_Short problem:_
Copy each line below that includes "your".

┏━━

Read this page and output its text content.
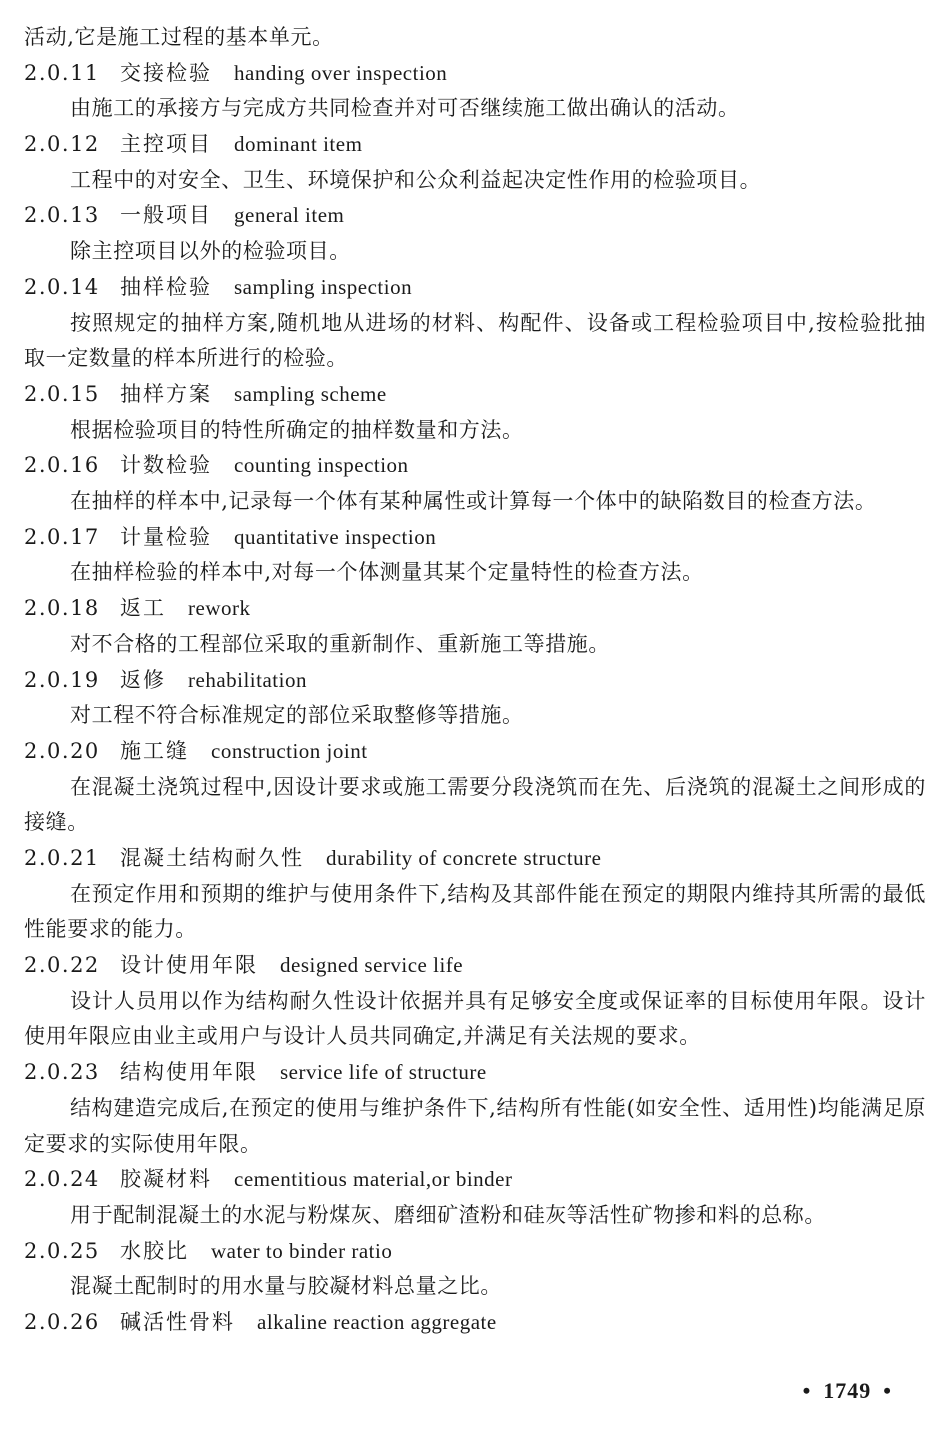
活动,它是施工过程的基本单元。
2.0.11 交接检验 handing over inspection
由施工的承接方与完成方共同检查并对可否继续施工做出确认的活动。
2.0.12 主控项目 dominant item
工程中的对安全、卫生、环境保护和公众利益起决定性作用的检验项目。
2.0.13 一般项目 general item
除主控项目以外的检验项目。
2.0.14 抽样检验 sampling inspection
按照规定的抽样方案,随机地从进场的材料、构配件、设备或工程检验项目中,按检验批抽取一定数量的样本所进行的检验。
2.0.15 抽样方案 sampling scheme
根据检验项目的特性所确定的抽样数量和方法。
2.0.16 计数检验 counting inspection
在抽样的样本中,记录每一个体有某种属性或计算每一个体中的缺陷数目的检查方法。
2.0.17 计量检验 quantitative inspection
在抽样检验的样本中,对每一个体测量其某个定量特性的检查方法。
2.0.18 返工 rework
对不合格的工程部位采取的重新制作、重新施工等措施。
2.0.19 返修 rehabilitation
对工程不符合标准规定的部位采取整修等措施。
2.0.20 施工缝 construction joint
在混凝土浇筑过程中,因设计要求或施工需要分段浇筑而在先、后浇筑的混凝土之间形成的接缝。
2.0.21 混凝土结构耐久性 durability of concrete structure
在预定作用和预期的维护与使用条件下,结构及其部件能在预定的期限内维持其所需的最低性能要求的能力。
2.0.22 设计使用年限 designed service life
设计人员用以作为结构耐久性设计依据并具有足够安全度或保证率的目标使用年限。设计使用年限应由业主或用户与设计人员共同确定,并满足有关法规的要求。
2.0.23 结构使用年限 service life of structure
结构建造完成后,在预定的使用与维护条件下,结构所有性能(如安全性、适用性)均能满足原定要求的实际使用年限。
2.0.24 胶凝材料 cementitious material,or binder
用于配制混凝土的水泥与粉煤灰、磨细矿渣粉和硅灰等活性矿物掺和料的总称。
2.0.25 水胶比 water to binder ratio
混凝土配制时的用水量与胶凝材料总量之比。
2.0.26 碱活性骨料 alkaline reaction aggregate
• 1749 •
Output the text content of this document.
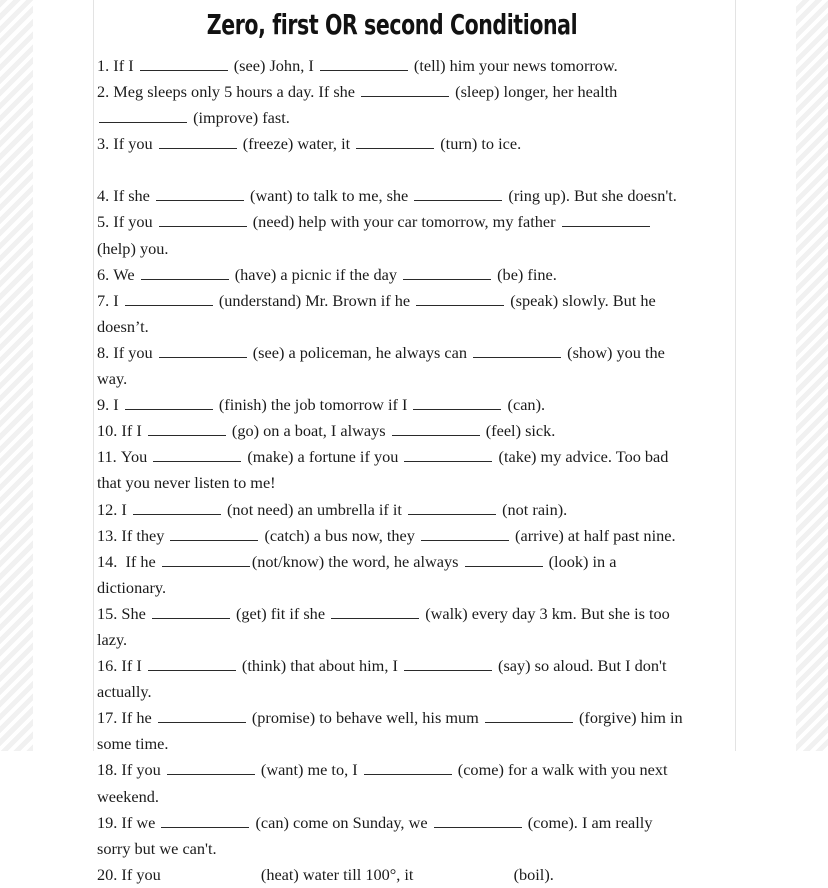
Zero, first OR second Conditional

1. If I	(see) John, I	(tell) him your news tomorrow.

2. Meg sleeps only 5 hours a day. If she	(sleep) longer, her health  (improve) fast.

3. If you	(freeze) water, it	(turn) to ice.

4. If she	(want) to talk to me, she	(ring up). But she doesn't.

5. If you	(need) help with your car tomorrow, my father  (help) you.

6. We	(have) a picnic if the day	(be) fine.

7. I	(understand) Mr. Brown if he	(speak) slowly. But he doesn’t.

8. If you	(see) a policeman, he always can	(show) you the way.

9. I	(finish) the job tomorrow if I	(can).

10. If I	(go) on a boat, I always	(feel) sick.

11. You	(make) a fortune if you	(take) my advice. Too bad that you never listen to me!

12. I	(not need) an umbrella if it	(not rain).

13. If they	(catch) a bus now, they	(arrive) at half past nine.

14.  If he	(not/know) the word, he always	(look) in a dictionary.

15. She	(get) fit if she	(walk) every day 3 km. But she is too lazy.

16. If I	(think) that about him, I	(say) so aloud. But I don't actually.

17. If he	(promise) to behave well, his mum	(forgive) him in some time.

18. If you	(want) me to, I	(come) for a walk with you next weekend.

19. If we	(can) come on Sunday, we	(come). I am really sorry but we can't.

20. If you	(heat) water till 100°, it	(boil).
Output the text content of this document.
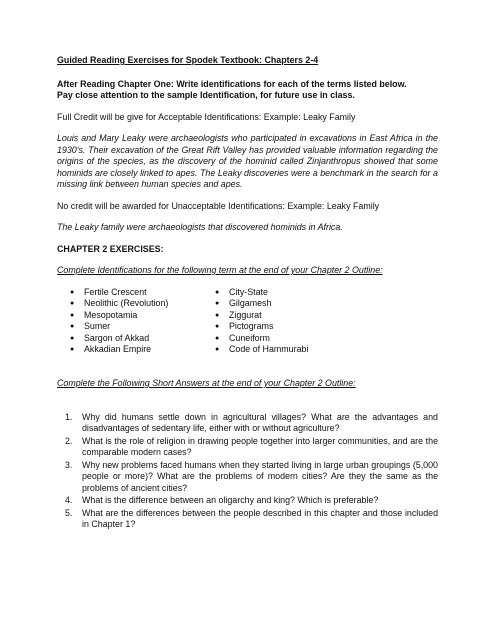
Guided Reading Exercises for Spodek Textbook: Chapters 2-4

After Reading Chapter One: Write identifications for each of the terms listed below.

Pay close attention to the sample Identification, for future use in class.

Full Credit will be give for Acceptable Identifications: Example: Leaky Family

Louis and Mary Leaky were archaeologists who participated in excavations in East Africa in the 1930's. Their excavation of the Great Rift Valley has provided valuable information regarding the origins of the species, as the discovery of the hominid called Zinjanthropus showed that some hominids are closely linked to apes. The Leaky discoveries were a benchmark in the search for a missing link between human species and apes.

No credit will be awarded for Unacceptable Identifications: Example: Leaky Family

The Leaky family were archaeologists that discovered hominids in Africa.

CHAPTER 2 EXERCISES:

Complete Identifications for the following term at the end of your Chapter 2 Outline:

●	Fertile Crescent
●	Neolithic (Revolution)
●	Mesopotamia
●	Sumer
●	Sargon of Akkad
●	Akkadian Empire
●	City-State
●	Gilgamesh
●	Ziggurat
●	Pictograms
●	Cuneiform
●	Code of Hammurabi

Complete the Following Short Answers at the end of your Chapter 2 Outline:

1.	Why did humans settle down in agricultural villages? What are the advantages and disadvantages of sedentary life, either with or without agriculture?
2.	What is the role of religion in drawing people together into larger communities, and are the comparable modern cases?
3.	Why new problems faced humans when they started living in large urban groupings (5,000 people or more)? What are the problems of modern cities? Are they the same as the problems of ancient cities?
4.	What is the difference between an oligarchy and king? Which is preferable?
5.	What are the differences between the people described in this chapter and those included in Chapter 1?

┗━━

_Problem solution:_
1. If I	(see) John, I	(tell) him your news tomorrow.
5. If you	(need) help with your car tomorrow, my father  (help) you.
Complete Identifications for the following term at the end of your Chapter 2 Outline:
Complete the Following Short Answers at the end of your Chapter 2 Outline:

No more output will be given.